━━ Data listing ━━

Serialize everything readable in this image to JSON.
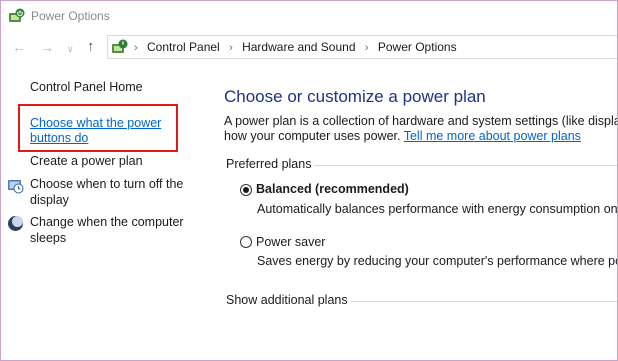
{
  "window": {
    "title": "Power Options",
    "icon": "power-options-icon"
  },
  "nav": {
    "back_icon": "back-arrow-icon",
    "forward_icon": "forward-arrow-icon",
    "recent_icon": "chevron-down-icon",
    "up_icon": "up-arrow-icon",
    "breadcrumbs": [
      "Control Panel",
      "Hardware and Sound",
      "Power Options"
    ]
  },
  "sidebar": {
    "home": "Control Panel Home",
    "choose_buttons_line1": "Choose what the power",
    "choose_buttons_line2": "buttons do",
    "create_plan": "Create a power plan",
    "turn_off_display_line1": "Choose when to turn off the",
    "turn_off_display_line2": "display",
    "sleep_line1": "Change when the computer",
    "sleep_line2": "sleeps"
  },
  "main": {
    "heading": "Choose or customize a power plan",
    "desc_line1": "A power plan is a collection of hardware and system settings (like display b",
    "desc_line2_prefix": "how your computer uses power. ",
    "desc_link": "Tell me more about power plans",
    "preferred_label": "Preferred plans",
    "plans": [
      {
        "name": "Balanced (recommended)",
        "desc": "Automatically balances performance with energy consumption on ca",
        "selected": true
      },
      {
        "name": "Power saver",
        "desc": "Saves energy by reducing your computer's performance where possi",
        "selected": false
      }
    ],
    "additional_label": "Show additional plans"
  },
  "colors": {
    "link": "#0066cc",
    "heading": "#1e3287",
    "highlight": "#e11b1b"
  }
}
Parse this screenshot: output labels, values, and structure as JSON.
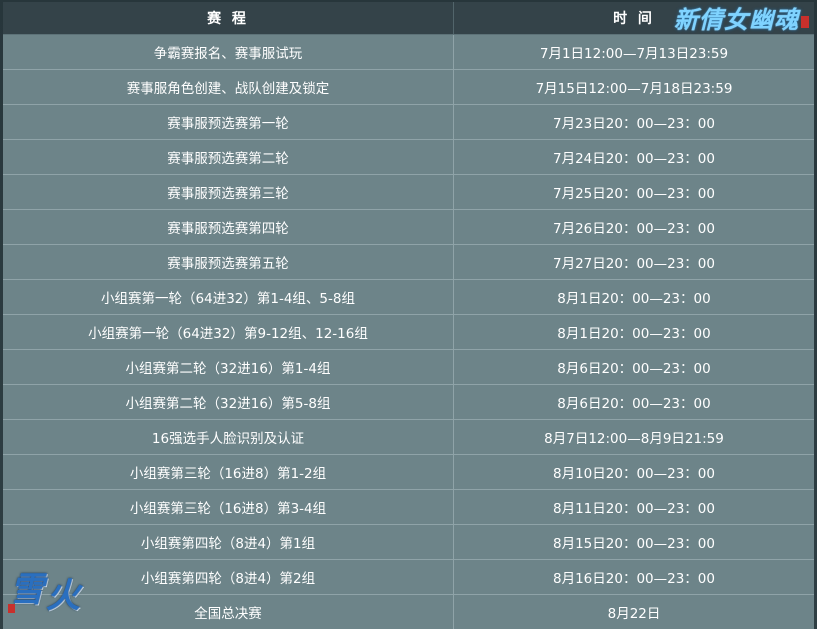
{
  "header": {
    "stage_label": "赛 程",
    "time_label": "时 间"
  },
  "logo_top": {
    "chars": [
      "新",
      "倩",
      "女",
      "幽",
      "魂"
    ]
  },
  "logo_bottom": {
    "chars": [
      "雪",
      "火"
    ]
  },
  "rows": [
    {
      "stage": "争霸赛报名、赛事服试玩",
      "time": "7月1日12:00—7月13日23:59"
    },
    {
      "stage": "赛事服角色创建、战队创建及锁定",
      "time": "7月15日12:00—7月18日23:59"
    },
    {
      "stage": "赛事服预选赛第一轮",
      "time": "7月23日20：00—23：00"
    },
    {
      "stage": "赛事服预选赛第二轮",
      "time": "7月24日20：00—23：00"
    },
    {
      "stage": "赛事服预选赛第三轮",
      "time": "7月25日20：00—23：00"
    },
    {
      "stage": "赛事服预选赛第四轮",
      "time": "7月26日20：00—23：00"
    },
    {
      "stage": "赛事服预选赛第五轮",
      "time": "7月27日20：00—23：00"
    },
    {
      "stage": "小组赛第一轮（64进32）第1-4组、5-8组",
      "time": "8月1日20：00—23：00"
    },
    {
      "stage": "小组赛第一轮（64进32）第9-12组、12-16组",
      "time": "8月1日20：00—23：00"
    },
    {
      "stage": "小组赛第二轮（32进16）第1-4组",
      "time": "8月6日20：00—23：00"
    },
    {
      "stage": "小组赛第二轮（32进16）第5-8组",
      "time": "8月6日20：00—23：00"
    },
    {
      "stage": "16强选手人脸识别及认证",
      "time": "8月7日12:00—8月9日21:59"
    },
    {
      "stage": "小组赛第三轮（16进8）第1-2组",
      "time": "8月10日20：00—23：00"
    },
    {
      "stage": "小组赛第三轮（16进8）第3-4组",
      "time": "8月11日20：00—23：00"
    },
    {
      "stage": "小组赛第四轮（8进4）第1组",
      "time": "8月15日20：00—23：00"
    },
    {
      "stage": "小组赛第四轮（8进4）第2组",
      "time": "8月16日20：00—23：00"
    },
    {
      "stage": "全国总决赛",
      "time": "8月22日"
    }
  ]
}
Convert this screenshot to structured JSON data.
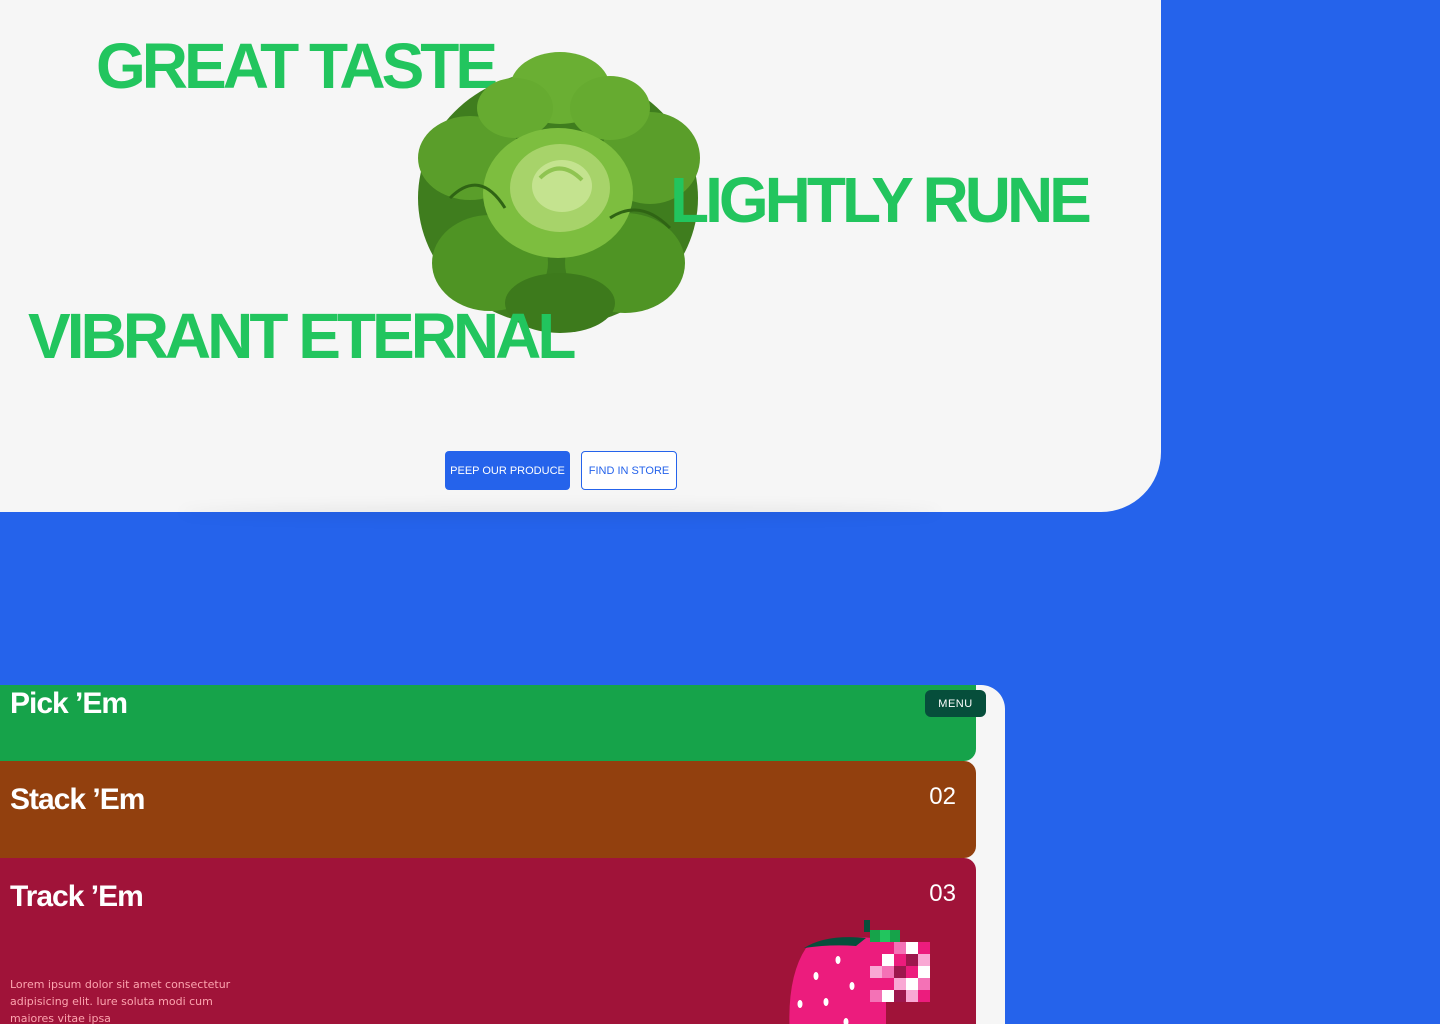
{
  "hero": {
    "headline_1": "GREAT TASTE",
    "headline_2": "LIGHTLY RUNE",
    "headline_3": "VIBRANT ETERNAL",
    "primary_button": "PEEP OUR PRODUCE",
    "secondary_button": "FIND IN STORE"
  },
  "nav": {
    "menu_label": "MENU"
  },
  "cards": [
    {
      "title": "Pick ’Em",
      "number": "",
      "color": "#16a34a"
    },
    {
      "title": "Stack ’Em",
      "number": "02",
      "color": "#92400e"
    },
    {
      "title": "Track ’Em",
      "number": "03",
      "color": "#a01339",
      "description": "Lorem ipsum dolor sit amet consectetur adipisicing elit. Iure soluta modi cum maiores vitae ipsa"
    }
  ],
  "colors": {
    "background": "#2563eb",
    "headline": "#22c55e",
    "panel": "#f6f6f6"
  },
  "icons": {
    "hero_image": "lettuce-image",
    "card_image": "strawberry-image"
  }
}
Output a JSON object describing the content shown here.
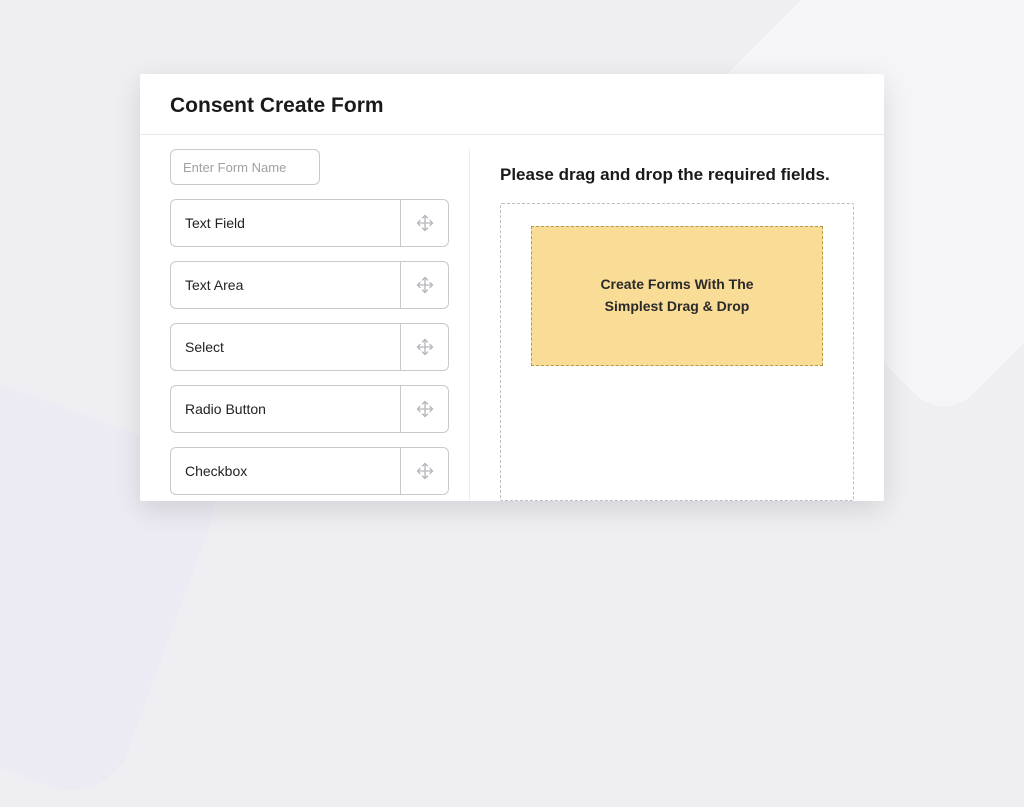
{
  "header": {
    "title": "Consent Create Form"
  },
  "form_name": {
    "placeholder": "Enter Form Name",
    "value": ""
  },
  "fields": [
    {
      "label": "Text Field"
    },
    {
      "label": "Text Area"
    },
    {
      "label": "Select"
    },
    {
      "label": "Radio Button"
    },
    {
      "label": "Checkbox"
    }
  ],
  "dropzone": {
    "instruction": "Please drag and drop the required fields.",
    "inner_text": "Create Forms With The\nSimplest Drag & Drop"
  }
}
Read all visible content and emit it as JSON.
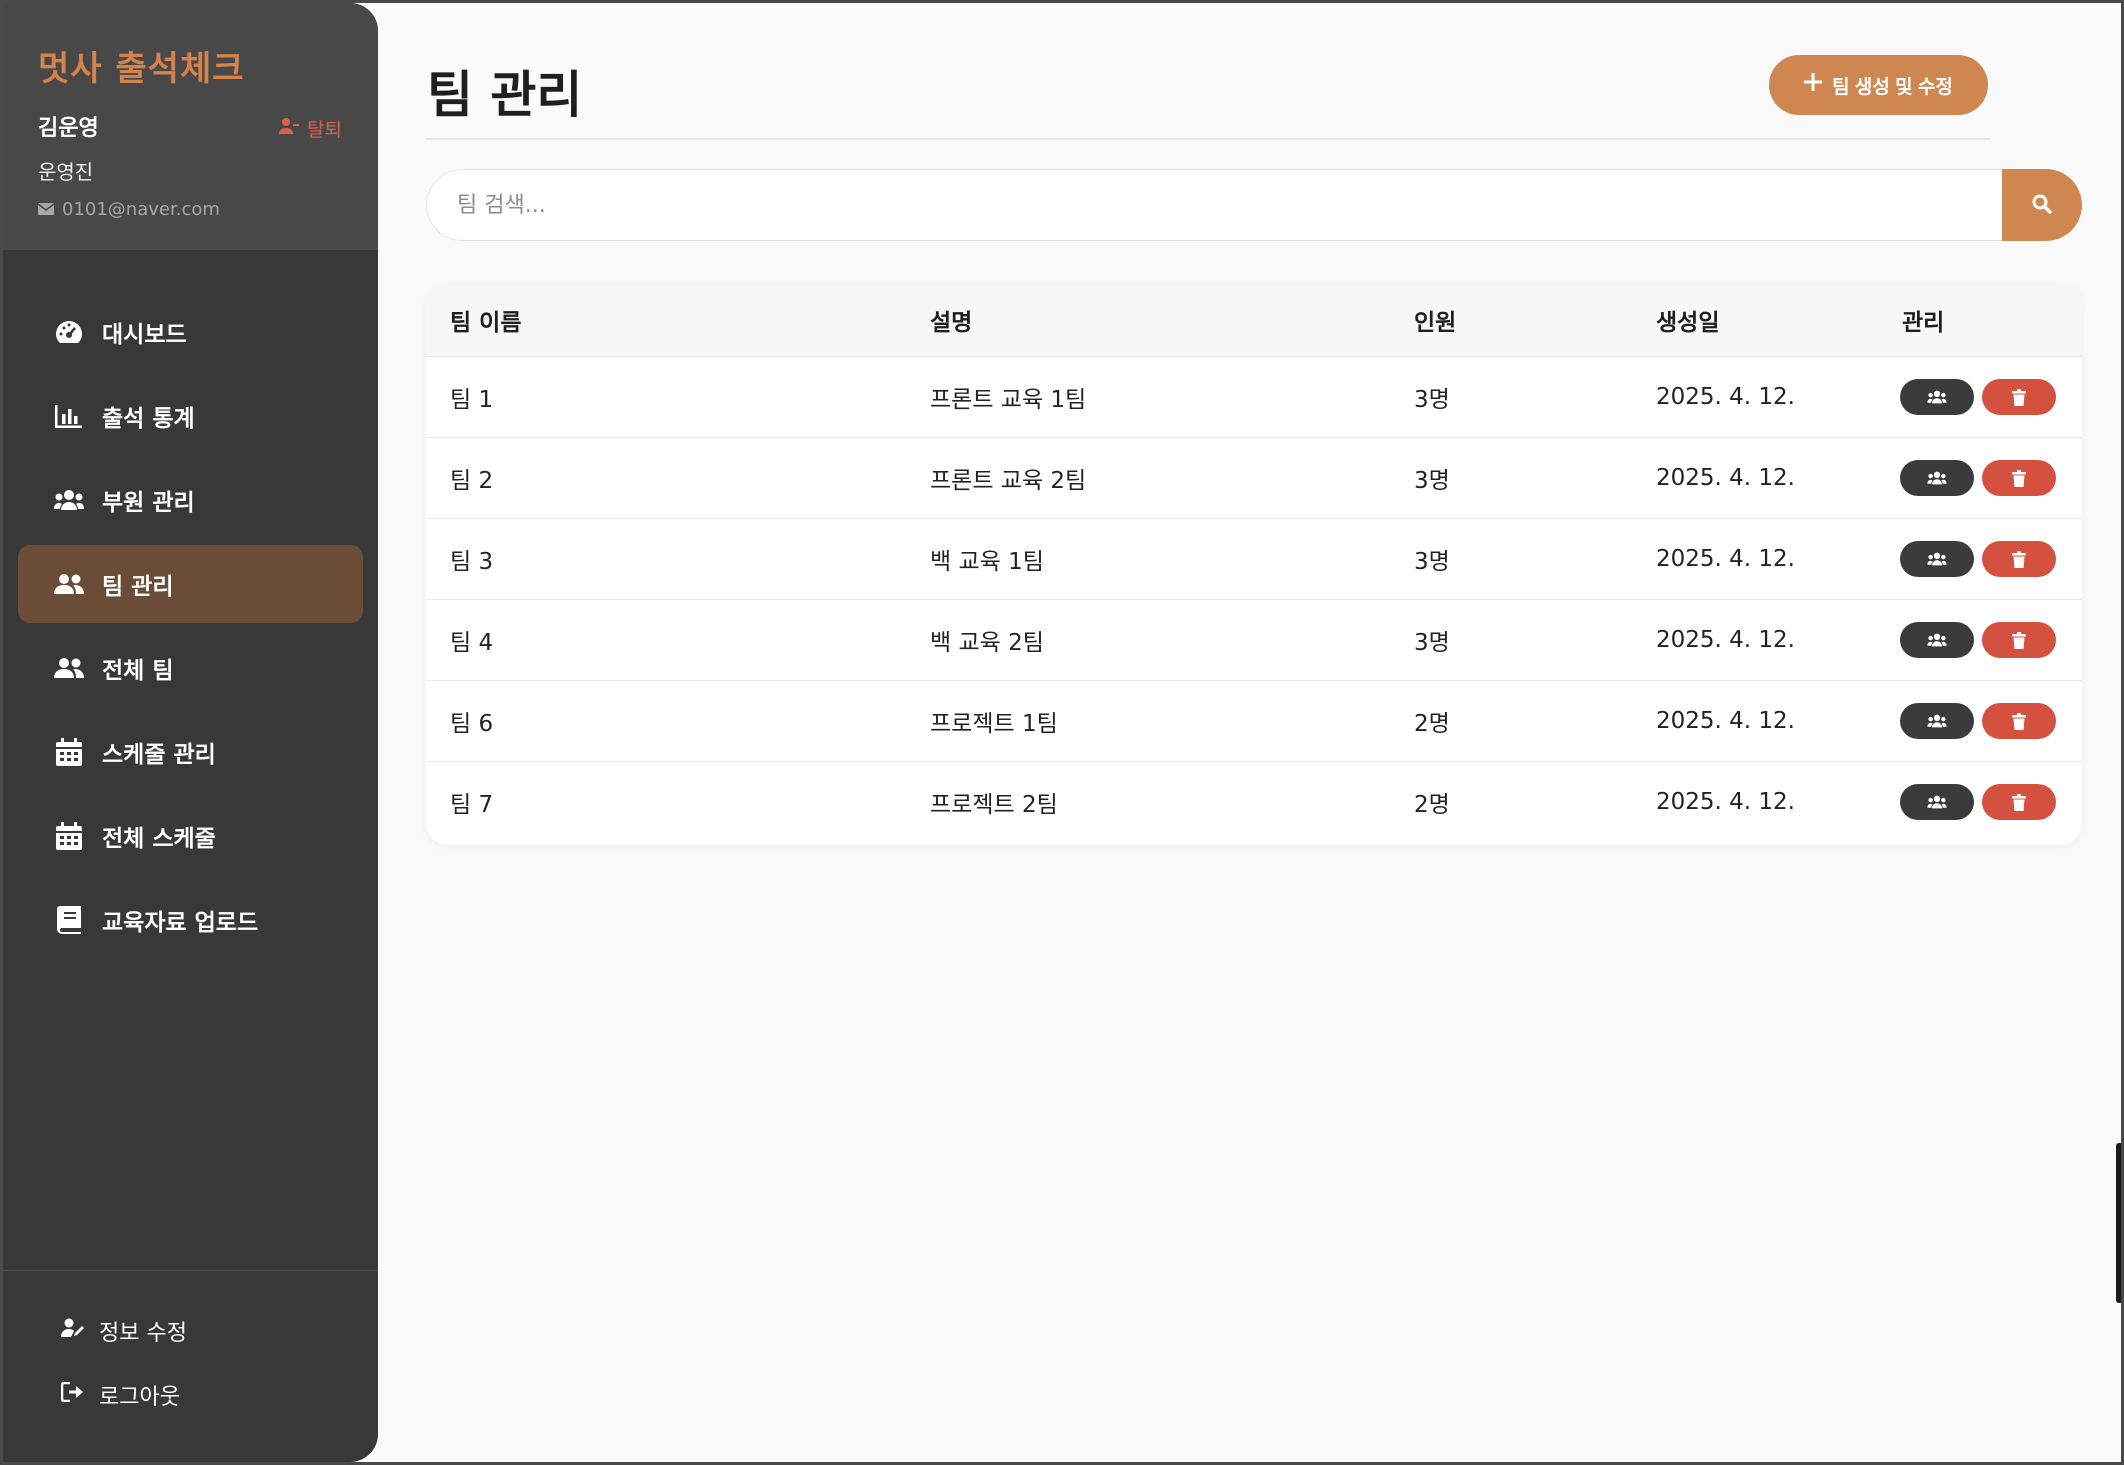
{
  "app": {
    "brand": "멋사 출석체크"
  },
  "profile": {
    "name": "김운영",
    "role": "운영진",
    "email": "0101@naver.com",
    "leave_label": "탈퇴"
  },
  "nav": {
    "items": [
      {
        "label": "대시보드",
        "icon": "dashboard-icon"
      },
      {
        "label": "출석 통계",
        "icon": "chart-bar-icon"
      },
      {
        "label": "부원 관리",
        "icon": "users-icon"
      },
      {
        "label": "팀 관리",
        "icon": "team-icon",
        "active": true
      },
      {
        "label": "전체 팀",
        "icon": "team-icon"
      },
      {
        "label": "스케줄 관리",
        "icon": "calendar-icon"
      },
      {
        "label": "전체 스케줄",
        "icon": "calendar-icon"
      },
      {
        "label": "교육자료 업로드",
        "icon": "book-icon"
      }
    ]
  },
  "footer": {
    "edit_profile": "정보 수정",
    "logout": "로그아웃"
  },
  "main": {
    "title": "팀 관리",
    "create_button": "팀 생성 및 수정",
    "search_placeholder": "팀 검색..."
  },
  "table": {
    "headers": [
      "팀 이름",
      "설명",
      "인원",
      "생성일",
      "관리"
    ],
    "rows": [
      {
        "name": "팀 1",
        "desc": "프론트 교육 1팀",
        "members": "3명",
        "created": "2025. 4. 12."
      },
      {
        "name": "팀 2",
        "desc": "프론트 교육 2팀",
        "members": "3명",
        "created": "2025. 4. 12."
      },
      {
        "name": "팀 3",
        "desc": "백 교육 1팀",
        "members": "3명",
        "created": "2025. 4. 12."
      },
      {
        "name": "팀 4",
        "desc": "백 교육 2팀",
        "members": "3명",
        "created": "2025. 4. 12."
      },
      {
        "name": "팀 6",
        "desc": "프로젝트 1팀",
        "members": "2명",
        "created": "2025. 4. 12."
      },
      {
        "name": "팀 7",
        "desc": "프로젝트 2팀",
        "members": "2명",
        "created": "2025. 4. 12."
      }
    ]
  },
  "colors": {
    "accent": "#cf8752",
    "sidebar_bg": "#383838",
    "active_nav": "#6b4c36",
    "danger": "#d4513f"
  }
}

━━━

Go through the entries above and copy every line containing "plans".

    "desc_link": "Tell me more about power plans",
    "preferred_label": "Preferred plans",
    "plans": [
    "additional_label": "Show additional plans"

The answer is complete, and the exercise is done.